**TASK TO COMPLETE**
Count the lines below that include the word "loss" and write that number alone.

**DATA FOR THIS TASK**
---------------

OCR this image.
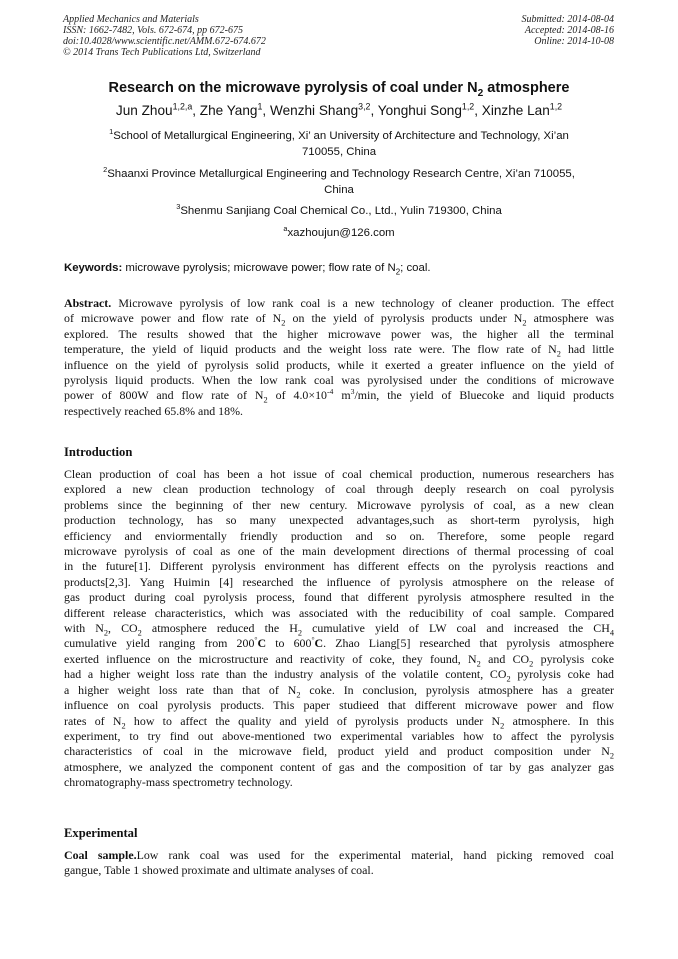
Applied Mechanics and Materials
ISSN: 1662-7482, Vols. 672-674, pp 672-675
doi:10.4028/www.scientific.net/AMM.672-674.672
© 2014 Trans Tech Publications Ltd, Switzerland
Submitted: 2014-08-04
Accepted: 2014-08-16
Online: 2014-10-08
Research on the microwave pyrolysis of coal under $N_2$ atmosphere
Jun Zhou$^{1,2,a}$, Zhe Yang$^1$, Wenzhi Shang$^{3,2}$, Yonghui Song$^{1,2}$, Xinzhe Lan$^{1,2}$
$^1$School of Metallurgical Engineering, Xi’ an University of Architecture and Technology, Xi’an
710055, China
$^2$Shaanxi Province Metallurgical Engineering and Technology Research Centre, Xi’an 710055,
China
$^3$Shenmu Sanjiang Coal Chemical Co., Ltd., Yulin 719300, China
$^a$xazhoujun@126.com
Keywords: microwave pyrolysis; microwave power; flow rate of $N_2$; coal.
Abstract. Microwave pyrolysis of low rank coal is a new technology of cleaner production. The effect
of microwave power and flow rate of $N_2$ on the yield of pyrolysis products under $N_2$ atmosphere was
explored. The results showed that the higher microwave power was, the higher all the terminal
temperature, the yield of liquid products and the weight loss rate were. The flow rate of $N_2$ had little
influence on the yield of pyrolysis solid products, while it exerted a greater influence on the yield of
pyrolysis liquid products. When the low rank coal was pyrolysised under the conditions of microwave
power of 800W and flow rate of $N_2$ of $4.0\times 10^{-4}$ $m^3/\min$, the yield of Bluecoke and liquid products
respectively reached 65.8% and 18%.
Introduction
Clean production of coal has been a hot issue of coal chemical production, numerous researchers has
explored a new clean production technology of coal through deeply research on coal pyrolysis
problems since the beginning of ther new century. Microwave pyrolysis of coal, as a new clean
production technology, has so many unexpected advantages,such as short-term pyrolysis, high
efficiency and enviormentally friendly production and so on. Therefore, some people regard
microwave pyrolysis of coal as one of the main development directions of thermal processing of coal
in the future[1]. Different pyrolysis environment has different effects on the pyrolysis reactions and
products[2,3]. Yang Huimin [4] researched the influence of pyrolysis atmosphere on the release of
gas product during coal pyrolysis process, found that different pyrolysis atmosphere resulted in the
different release characteristics, which was associated with the reducibility of coal sample. Compared
with $N_2$, $CO_2$ atmosphere reduced the $H_2$ cumulative yield of LW coal and increased the $CH_4$
cumulative yield ranging from 200°C to 600°C. Zhao Liang[5] researched that pyrolysis atmosphere
exerted influence on the microstructure and reactivity of coke, they found, $N_2$ and $CO_2$ pyrolysis coke
had a higher weight loss rate than the industry analysis of the volatile content, $CO_2$ pyrolysis coke had
a higher weight loss rate than that of $N_2$ coke. In conclusion, pyrolysis atmosphere has a greater
influence on coal pyrolysis products. This paper studieed that different microwave power and flow
rates of $N_2$ how to affect the quality and yield of pyrolysis products under $N_2$ atmosphere. In this
experiment, to try find out above-mentioned two experimental variables how to affect the pyrolysis
characteristics of coal in the microwave field, product yield and product composition under $N_2$
atmosphere, we analyzed the component content of gas and the composition of tar by gas analyzer gas
chromatography-mass spectrometry technology.
Experimental
Coal sample.Low rank coal was used for the experimental material, hand picking removed coal
gangue, Table 1 showed proximate and ultimate analyses of coal.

---------------

**SOLVED PROBLEM**
3